■ Goal of the exercise: Here are some records. Copy each one exactly.
——
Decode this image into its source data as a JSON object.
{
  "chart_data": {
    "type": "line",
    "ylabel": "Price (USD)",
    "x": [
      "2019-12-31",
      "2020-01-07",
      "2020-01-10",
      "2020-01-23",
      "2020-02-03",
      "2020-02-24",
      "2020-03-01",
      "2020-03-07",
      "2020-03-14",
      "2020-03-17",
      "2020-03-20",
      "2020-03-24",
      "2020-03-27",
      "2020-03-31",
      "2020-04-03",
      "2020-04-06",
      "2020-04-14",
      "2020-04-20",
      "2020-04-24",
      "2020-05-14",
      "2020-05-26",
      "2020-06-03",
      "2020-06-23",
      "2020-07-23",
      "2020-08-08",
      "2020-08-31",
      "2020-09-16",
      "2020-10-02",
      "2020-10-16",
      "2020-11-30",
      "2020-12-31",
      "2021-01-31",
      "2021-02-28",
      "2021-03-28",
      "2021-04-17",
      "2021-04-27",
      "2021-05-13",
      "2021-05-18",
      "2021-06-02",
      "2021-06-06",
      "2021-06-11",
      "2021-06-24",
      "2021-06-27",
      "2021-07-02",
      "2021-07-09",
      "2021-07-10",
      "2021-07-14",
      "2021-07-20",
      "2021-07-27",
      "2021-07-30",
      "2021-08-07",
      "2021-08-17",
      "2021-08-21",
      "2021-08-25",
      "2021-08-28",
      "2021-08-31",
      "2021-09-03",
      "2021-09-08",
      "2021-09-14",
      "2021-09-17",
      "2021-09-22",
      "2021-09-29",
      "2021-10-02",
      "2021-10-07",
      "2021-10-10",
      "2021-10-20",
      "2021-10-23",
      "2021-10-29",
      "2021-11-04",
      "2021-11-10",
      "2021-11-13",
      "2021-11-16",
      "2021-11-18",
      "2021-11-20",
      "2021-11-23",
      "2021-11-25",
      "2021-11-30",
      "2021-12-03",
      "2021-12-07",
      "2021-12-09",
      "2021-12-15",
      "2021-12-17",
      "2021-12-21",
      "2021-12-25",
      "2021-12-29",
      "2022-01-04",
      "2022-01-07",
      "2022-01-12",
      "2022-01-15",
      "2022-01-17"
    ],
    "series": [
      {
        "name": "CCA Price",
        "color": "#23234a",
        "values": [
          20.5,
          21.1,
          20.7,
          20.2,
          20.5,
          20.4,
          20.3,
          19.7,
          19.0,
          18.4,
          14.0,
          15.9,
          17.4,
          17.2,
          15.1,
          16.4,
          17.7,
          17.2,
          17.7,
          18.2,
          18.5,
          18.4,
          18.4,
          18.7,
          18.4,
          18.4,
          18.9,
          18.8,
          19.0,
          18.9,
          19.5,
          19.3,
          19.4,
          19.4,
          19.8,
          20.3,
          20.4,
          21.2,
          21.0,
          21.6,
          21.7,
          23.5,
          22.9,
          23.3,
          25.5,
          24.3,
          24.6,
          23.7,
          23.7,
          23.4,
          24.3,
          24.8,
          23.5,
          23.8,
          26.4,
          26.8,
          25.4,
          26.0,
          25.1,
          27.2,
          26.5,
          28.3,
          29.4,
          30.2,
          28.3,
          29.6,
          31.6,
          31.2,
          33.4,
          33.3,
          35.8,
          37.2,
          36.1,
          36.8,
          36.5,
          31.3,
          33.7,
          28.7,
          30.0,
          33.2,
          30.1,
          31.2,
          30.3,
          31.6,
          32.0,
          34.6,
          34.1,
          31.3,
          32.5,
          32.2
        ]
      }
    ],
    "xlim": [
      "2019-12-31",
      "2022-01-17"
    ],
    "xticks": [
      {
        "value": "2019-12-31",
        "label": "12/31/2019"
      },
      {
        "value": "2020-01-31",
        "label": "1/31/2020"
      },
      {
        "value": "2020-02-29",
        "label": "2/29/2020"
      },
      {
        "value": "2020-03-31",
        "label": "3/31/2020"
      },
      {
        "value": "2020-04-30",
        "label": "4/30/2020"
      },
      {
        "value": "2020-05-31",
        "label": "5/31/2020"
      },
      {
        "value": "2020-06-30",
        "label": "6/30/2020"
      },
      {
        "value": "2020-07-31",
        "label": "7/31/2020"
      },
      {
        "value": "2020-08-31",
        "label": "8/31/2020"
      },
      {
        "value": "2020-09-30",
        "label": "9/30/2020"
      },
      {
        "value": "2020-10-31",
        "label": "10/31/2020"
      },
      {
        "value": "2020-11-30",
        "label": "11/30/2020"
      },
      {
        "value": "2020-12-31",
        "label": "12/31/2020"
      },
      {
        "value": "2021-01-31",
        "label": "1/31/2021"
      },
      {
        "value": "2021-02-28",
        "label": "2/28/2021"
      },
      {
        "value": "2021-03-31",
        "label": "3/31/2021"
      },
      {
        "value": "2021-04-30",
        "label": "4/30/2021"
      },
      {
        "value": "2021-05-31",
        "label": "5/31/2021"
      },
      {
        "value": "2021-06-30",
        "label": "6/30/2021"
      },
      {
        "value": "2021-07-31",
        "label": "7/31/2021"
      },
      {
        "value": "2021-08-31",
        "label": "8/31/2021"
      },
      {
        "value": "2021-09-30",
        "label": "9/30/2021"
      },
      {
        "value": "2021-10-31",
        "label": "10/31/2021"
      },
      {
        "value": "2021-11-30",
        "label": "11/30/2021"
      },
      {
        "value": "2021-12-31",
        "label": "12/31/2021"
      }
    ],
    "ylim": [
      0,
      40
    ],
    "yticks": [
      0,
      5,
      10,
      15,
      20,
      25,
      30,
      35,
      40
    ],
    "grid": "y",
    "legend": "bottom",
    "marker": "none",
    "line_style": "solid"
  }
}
——
■ Solution for this problem:
Decode this image into its source data as a JSON object.
{
  "chart_data": {
    "type": "line",
    "ylabel": "Price (USD)",
    "x": [
      "2019-12-31",
      "2020-01-07",
      "2020-01-10",
      "2020-01-23",
      "2020-02-03",
      "2020-02-24",
      "2020-03-01",
      "2020-03-07",
      "2020-03-14",
      "2020-03-17",
      "2020-03-20",
      "2020-03-24",
      "2020-03-27",
      "2020-03-31",
      "2020-04-03",
      "2020-04-06",
      "2020-04-14",
      "2020-04-20",
      "2020-04-24",
      "2020-05-14",
      "2020-05-26",
      "2020-06-03",
      "2020-06-23",
      "2020-07-23",
      "2020-08-08",
      "2020-08-31",
      "2020-09-16",
      "2020-10-02",
      "2020-10-16",
      "2020-11-30",
      "2020-12-31",
      "2021-01-31",
      "2021-02-28",
      "2021-03-28",
      "2021-04-17",
      "2021-04-27",
      "2021-05-13",
      "2021-05-18",
      "2021-06-02",
      "2021-06-06",
      "2021-06-11",
      "2021-06-24",
      "2021-06-27",
      "2021-07-02",
      "2021-07-09",
      "2021-07-10",
      "2021-07-14",
      "2021-07-20",
      "2021-07-27",
      "2021-07-30",
      "2021-08-07",
      "2021-08-17",
      "2021-08-21",
      "2021-08-25",
      "2021-08-28",
      "2021-08-31",
      "2021-09-03",
      "2021-09-08",
      "2021-09-14",
      "2021-09-17",
      "2021-09-22",
      "2021-09-29",
      "2021-10-02",
      "2021-10-07",
      "2021-10-10",
      "2021-10-20",
      "2021-10-23",
      "2021-10-29",
      "2021-11-04",
      "2021-11-10",
      "2021-11-13",
      "2021-11-16",
      "2021-11-18",
      "2021-11-20",
      "2021-11-23",
      "2021-11-25",
      "2021-11-30",
      "2021-12-03",
      "2021-12-07",
      "2021-12-09",
      "2021-12-15",
      "2021-12-17",
      "2021-12-21",
      "2021-12-25",
      "2021-12-29",
      "2022-01-04",
      "2022-01-07",
      "2022-01-12",
      "2022-01-15",
      "2022-01-17"
    ],
    "series": [
      {
        "name": "CCA Price",
        "color": "#23234a",
        "values": [
          20.5,
          21.1,
          20.7,
          20.2,
          20.5,
          20.4,
          20.3,
          19.7,
          19.0,
          18.4,
          14.0,
          15.9,
          17.4,
          17.2,
          15.1,
          16.4,
          17.7,
          17.2,
          17.7,
          18.2,
          18.5,
          18.4,
          18.4,
          18.7,
          18.4,
          18.4,
          18.9,
          18.8,
          19.0,
          18.9,
          19.5,
          19.3,
          19.4,
          19.4,
          19.8,
          20.3,
          20.4,
          21.2,
          21.0,
          21.6,
          21.7,
          23.5,
          22.9,
          23.3,
          25.5,
          24.3,
          24.6,
          23.7,
          23.7,
          23.4,
          24.3,
          24.8,
          23.5,
          23.8,
          26.4,
          26.8,
          25.4,
          26.0,
          25.1,
          27.2,
          26.5,
          28.3,
          29.4,
          30.2,
          28.3,
          29.6,
          31.6,
          31.2,
          33.4,
          33.3,
          35.8,
          37.2,
          36.1,
          36.8,
          36.5,
          31.3,
          33.7,
          28.7,
          30.0,
          33.2,
          30.1,
          31.2,
          30.3,
          31.6,
          32.0,
          34.6,
          34.1,
          31.3,
          32.5,
          32.2
        ]
      }
    ],
    "xlim": [
      "2019-12-31",
      "2022-01-17"
    ],
    "xticks": [
      {
        "value": "2019-12-31",
        "label": "12/31/2019"
      },
      {
        "value": "2020-01-31",
        "label": "1/31/2020"
      },
      {
        "value": "2020-02-29",
        "label": "2/29/2020"
      },
      {
        "value": "2020-03-31",
        "label": "3/31/2020"
      },
      {
        "value": "2020-04-30",
        "label": "4/30/2020"
      },
      {
        "value": "2020-05-31",
        "label": "5/31/2020"
      },
      {
        "value": "2020-06-30",
        "label": "6/30/2020"
      },
      {
        "value": "2020-07-31",
        "label": "7/31/2020"
      },
      {
        "value": "2020-08-31",
        "label": "8/31/2020"
      },
      {
        "value": "2020-09-30",
        "label": "9/30/2020"
      },
      {
        "value": "2020-10-31",
        "label": "10/31/2020"
      },
      {
        "value": "2020-11-30",
        "label": "11/30/2020"
      },
      {
        "value": "2020-12-31",
        "label": "12/31/2020"
      },
      {
        "value": "2021-01-31",
        "label": "1/31/2021"
      },
      {
        "value": "2021-02-28",
        "label": "2/28/2021"
      },
      {
        "value": "2021-03-31",
        "label": "3/31/2021"
      },
      {
        "value": "2021-04-30",
        "label": "4/30/2021"
      },
      {
        "value": "2021-05-31",
        "label": "5/31/2021"
      },
      {
        "value": "2021-06-30",
        "label": "6/30/2021"
      },
      {
        "value": "2021-07-31",
        "label": "7/31/2021"
      },
      {
        "value": "2021-08-31",
        "label": "8/31/2021"
      },
      {
        "value": "2021-09-30",
        "label": "9/30/2021"
      },
      {
        "value": "2021-10-31",
        "label": "10/31/2021"
      },
      {
        "value": "2021-11-30",
        "label": "11/30/2021"
      },
      {
        "value": "2021-12-31",
        "label": "12/31/2021"
      }
    ],
    "ylim": [
      0,
      40
    ],
    "yticks": [
      0,
      5,
      10,
      15,
      20,
      25,
      30,
      35,
      40
    ],
    "grid": "y",
    "legend": "bottom",
    "marker": "none",
    "line_style": "solid"
  }
}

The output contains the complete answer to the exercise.